● **JOB**: Below are entries. Pull out all lines containing "color".

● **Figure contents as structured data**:
────────
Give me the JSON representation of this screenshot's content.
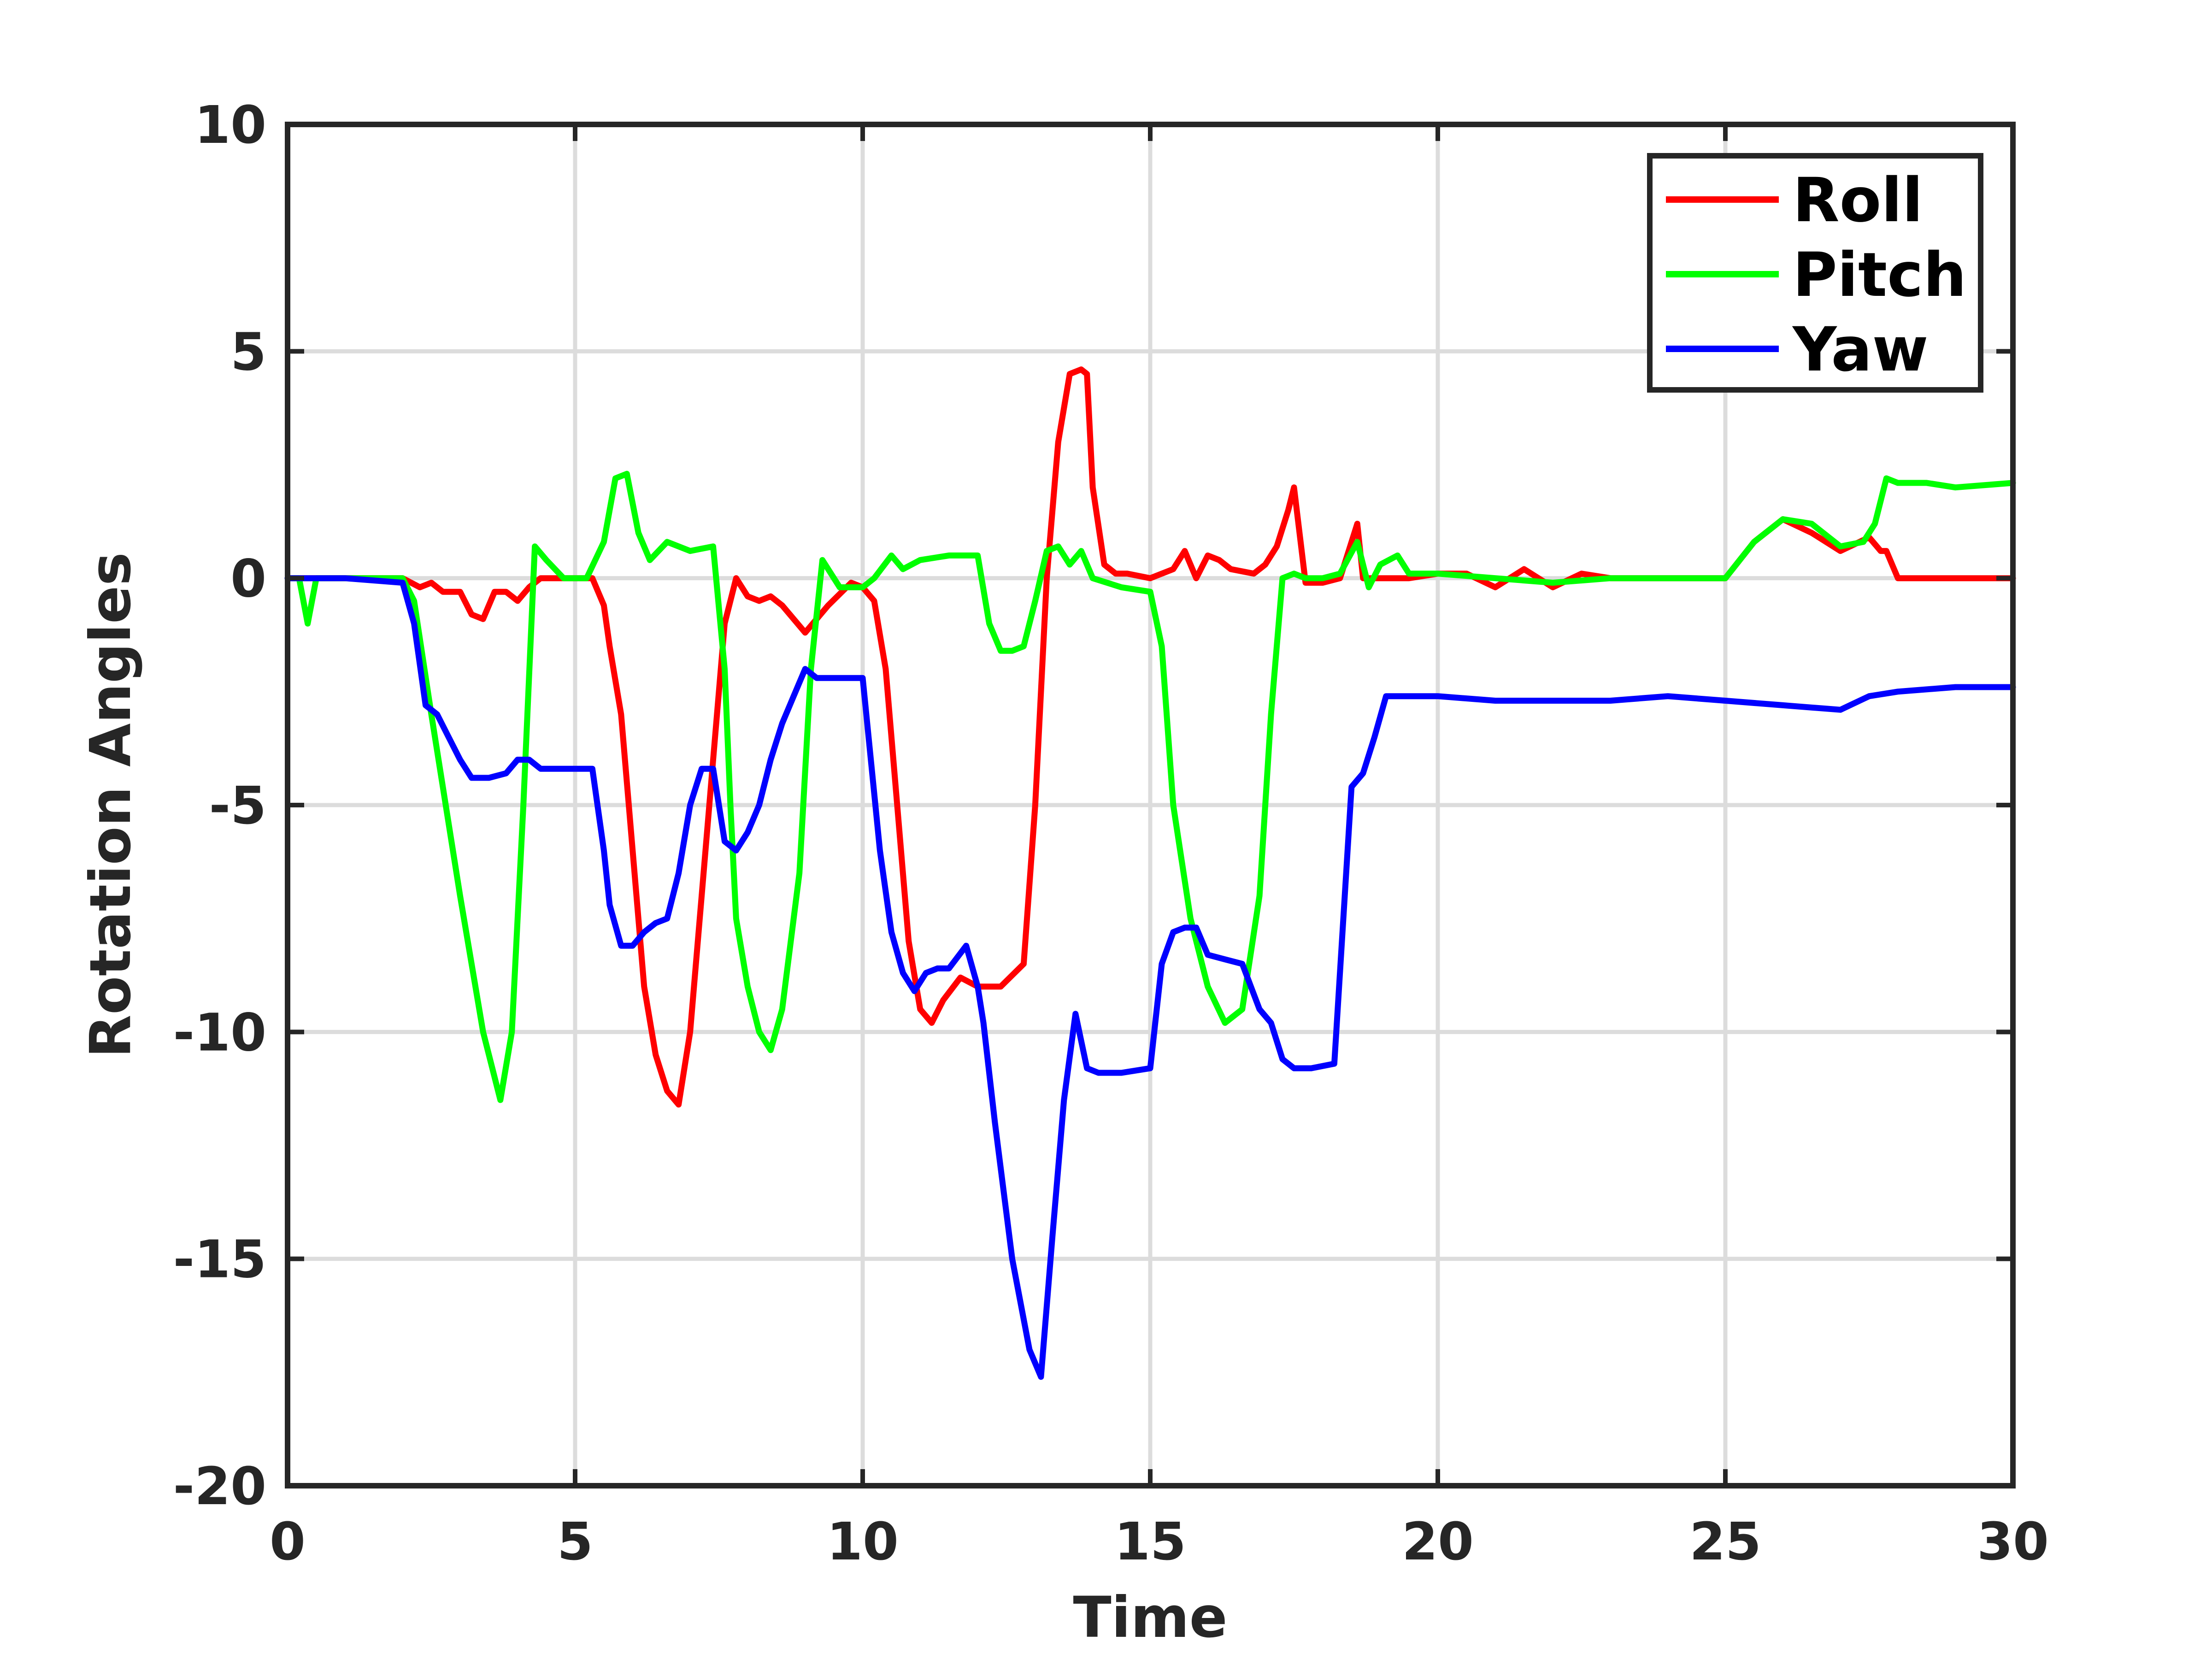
{
  "chart_data": {
    "type": "line",
    "title": "",
    "xlabel": "Time",
    "ylabel": "Rotation Angles",
    "xlim": [
      0,
      30
    ],
    "ylim": [
      -20,
      10
    ],
    "xticks": [
      0,
      5,
      10,
      15,
      20,
      25,
      30
    ],
    "yticks": [
      -20,
      -15,
      -10,
      -5,
      0,
      5,
      10
    ],
    "xtick_labels": [
      "0",
      "5",
      "10",
      "15",
      "20",
      "25",
      "30"
    ],
    "ytick_labels": [
      "-20",
      "-15",
      "-10",
      "-5",
      "0",
      "5",
      "10"
    ],
    "grid": true,
    "legend_position": "top-right",
    "series": [
      {
        "name": "Roll",
        "color": "#ff0000",
        "x": [
          0,
          0.5,
          1,
          1.5,
          2,
          2.3,
          2.5,
          2.7,
          3,
          3.2,
          3.4,
          3.6,
          3.8,
          4,
          4.2,
          4.4,
          4.6,
          5,
          5.3,
          5.5,
          5.6,
          5.8,
          6,
          6.2,
          6.4,
          6.6,
          6.8,
          7,
          7.2,
          7.4,
          7.6,
          7.8,
          8,
          8.2,
          8.4,
          8.6,
          9,
          9.4,
          9.8,
          10,
          10.2,
          10.4,
          10.6,
          10.8,
          11,
          11.2,
          11.4,
          11.7,
          12,
          12.4,
          12.8,
          13,
          13.2,
          13.4,
          13.6,
          13.8,
          13.9,
          14,
          14.2,
          14.4,
          14.6,
          15,
          15.4,
          15.6,
          15.8,
          16,
          16.2,
          16.4,
          16.8,
          17,
          17.2,
          17.4,
          17.5,
          17.7,
          18,
          18.3,
          18.6,
          18.7,
          19,
          19.5,
          20,
          20.5,
          21,
          21.5,
          22,
          22.5,
          23,
          24,
          25,
          25.5,
          26,
          26.5,
          27,
          27.5,
          27.7,
          27.8,
          28,
          29,
          30
        ],
        "values": [
          0,
          0,
          0,
          0,
          0,
          -0.2,
          -0.1,
          -0.3,
          -0.3,
          -0.8,
          -0.9,
          -0.3,
          -0.3,
          -0.5,
          -0.2,
          0,
          0,
          0,
          0,
          -0.6,
          -1.5,
          -3,
          -6,
          -9,
          -10.5,
          -11.3,
          -11.6,
          -10,
          -7,
          -4,
          -1,
          0,
          -0.4,
          -0.5,
          -0.4,
          -0.6,
          -1.2,
          -0.6,
          -0.1,
          -0.2,
          -0.5,
          -2,
          -5,
          -8,
          -9.5,
          -9.8,
          -9.3,
          -8.8,
          -9,
          -9,
          -8.5,
          -5,
          0,
          3,
          4.5,
          4.6,
          4.5,
          2,
          0.3,
          0.1,
          0.1,
          0,
          0.2,
          0.6,
          0,
          0.5,
          0.4,
          0.2,
          0.1,
          0.3,
          0.7,
          1.5,
          2,
          -0.1,
          -0.1,
          0,
          1.2,
          0,
          0,
          0,
          0.1,
          0.1,
          -0.2,
          0.2,
          -0.2,
          0.1,
          0,
          0,
          0,
          0.8,
          1.3,
          1,
          0.6,
          0.9,
          0.6,
          0.6,
          0,
          0,
          0
        ]
      },
      {
        "name": "Pitch",
        "color": "#00ff00",
        "x": [
          0,
          0.2,
          0.35,
          0.5,
          1,
          1.5,
          2,
          2.2,
          2.5,
          3,
          3.4,
          3.7,
          3.9,
          4.1,
          4.3,
          4.5,
          4.8,
          5.2,
          5.5,
          5.7,
          5.9,
          6.1,
          6.3,
          6.6,
          7,
          7.4,
          7.6,
          7.7,
          7.8,
          8,
          8.2,
          8.4,
          8.6,
          8.9,
          9.1,
          9.3,
          9.6,
          10,
          10.2,
          10.5,
          10.7,
          11,
          11.5,
          12,
          12.2,
          12.4,
          12.6,
          12.8,
          13,
          13.2,
          13.4,
          13.6,
          13.8,
          14,
          14.5,
          15,
          15.2,
          15.4,
          15.7,
          16,
          16.3,
          16.6,
          16.9,
          17.1,
          17.3,
          17.5,
          17.7,
          18,
          18.3,
          18.6,
          18.8,
          19,
          19.3,
          19.5,
          20,
          21,
          22,
          23,
          24,
          25,
          25.5,
          26,
          26.5,
          27,
          27.4,
          27.6,
          27.8,
          28,
          28.5,
          29,
          30
        ],
        "values": [
          0,
          0,
          -1,
          0,
          0,
          0,
          0,
          -0.5,
          -3,
          -7,
          -10,
          -11.5,
          -10,
          -5,
          0.7,
          0.4,
          0,
          0,
          0.8,
          2.2,
          2.3,
          1,
          0.4,
          0.8,
          0.6,
          0.7,
          -2,
          -5,
          -7.5,
          -9,
          -10,
          -10.4,
          -9.5,
          -6.5,
          -2,
          0.4,
          -0.2,
          -0.2,
          0,
          0.5,
          0.2,
          0.4,
          0.5,
          0.5,
          -1,
          -1.6,
          -1.6,
          -1.5,
          -0.5,
          0.6,
          0.7,
          0.3,
          0.6,
          0,
          -0.2,
          -0.3,
          -1.5,
          -5,
          -7.5,
          -9,
          -9.8,
          -9.5,
          -7,
          -3,
          0,
          0.1,
          0,
          0,
          0.1,
          0.8,
          -0.2,
          0.3,
          0.5,
          0.1,
          0.1,
          0,
          -0.1,
          0,
          0,
          0,
          0.8,
          1.3,
          1.2,
          0.7,
          0.8,
          1.2,
          2.2,
          2.1,
          2.1,
          2,
          2.1
        ]
      },
      {
        "name": "Yaw",
        "color": "#0000ff",
        "x": [
          0,
          1,
          2,
          2.2,
          2.4,
          2.6,
          2.8,
          3,
          3.2,
          3.5,
          3.8,
          4,
          4.2,
          4.4,
          4.6,
          5,
          5.3,
          5.5,
          5.6,
          5.8,
          6,
          6.2,
          6.4,
          6.6,
          6.8,
          7,
          7.2,
          7.4,
          7.6,
          7.8,
          8,
          8.2,
          8.4,
          8.6,
          8.8,
          9,
          9.2,
          9.4,
          9.6,
          10,
          10.3,
          10.5,
          10.7,
          10.9,
          11.1,
          11.3,
          11.5,
          11.8,
          12,
          12.1,
          12.3,
          12.6,
          12.9,
          13.1,
          13.3,
          13.5,
          13.7,
          13.9,
          14.1,
          14.3,
          14.5,
          15,
          15.2,
          15.4,
          15.6,
          15.8,
          16,
          16.3,
          16.6,
          16.9,
          17.1,
          17.3,
          17.5,
          17.8,
          18.2,
          18.5,
          18.7,
          18.9,
          19.1,
          19.4,
          19.6,
          20,
          21,
          22,
          23,
          24,
          25,
          26,
          27,
          27.5,
          28,
          29,
          30
        ],
        "values": [
          0,
          0,
          -0.1,
          -1,
          -2.8,
          -3,
          -3.5,
          -4,
          -4.4,
          -4.4,
          -4.3,
          -4,
          -4,
          -4.2,
          -4.2,
          -4.2,
          -4.2,
          -6,
          -7.2,
          -8.1,
          -8.1,
          -7.8,
          -7.6,
          -7.5,
          -6.5,
          -5,
          -4.2,
          -4.2,
          -5.8,
          -6,
          -5.6,
          -5,
          -4,
          -3.2,
          -2.6,
          -2,
          -2.2,
          -2.2,
          -2.2,
          -2.2,
          -6,
          -7.8,
          -8.7,
          -9.1,
          -8.7,
          -8.6,
          -8.6,
          -8.1,
          -9,
          -9.8,
          -12,
          -15,
          -17,
          -17.6,
          -14.5,
          -11.5,
          -9.6,
          -10.8,
          -10.9,
          -10.9,
          -10.9,
          -10.8,
          -8.5,
          -7.8,
          -7.7,
          -7.7,
          -8.3,
          -8.4,
          -8.5,
          -9.5,
          -9.8,
          -10.6,
          -10.8,
          -10.8,
          -10.7,
          -4.6,
          -4.3,
          -3.5,
          -2.6,
          -2.6,
          -2.6,
          -2.6,
          -2.7,
          -2.7,
          -2.7,
          -2.6,
          -2.7,
          -2.8,
          -2.9,
          -2.6,
          -2.5,
          -2.4,
          -2.4
        ]
      }
    ]
  }
}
────────
● **EXERCISE RESPONSE**:
        "color": "#ff0000",
        "color": "#00ff00",
        "color": "#0000ff",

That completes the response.